▶ [Required task]: Copy out all the entries word for word.
____ Extracted records
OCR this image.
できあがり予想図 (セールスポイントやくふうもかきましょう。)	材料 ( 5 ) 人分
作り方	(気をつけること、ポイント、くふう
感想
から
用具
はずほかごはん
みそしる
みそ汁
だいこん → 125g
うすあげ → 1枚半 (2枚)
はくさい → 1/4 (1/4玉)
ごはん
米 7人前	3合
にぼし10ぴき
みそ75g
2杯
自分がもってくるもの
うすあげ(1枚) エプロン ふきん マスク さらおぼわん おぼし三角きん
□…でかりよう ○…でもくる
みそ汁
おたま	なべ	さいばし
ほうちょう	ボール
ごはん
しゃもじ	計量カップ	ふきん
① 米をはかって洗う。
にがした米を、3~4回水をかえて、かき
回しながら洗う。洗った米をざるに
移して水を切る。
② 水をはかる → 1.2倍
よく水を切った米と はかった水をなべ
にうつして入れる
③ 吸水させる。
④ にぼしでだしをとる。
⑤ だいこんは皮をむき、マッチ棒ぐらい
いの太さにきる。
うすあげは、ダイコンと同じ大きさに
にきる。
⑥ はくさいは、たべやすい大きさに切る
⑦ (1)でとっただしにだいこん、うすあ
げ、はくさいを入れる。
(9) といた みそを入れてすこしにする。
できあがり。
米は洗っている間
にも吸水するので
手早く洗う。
________
▶ [Task result]:
OCR this image.
できあがり予想図 (セールスポイントやくふうもかきましょう。)	材料 ( 5 ) 人分
作り方	(気をつけること、ポイント、くふう
感想
から
用具
はずほかごはん
みそしる
みそ汁
だいこん → 125g
うすあげ → 1枚半 (2枚)
はくさい → 1/4 (1/4玉)
ごはん
米 7人前	3合
にぼし10ぴき
みそ75g
2杯
自分がもってくるもの
うすあげ(1枚) エプロン ふきん マスク さらおぼわん おぼし三角きん
□…でかりよう ○…でもくる
みそ汁
おたま	なべ	さいばし
ほうちょう	ボール
ごはん
しゃもじ	計量カップ	ふきん
① 米をはかって洗う。
にがした米を、3~4回水をかえて、かき
回しながら洗う。洗った米をざるに
移して水を切る。
② 水をはかる → 1.2倍
よく水を切った米と はかった水をなべ
にうつして入れる
③ 吸水させる。
④ にぼしでだしをとる。
⑤ だいこんは皮をむき、マッチ棒ぐらい
いの太さにきる。
うすあげは、ダイコンと同じ大きさに
にきる。
⑥ はくさいは、たべやすい大きさに切る
⑦ (1)でとっただしにだいこん、うすあ
げ、はくさいを入れる。
(9) といた みそを入れてすこしにする。
できあがり。
米は洗っている間
にも吸水するので
手早く洗う。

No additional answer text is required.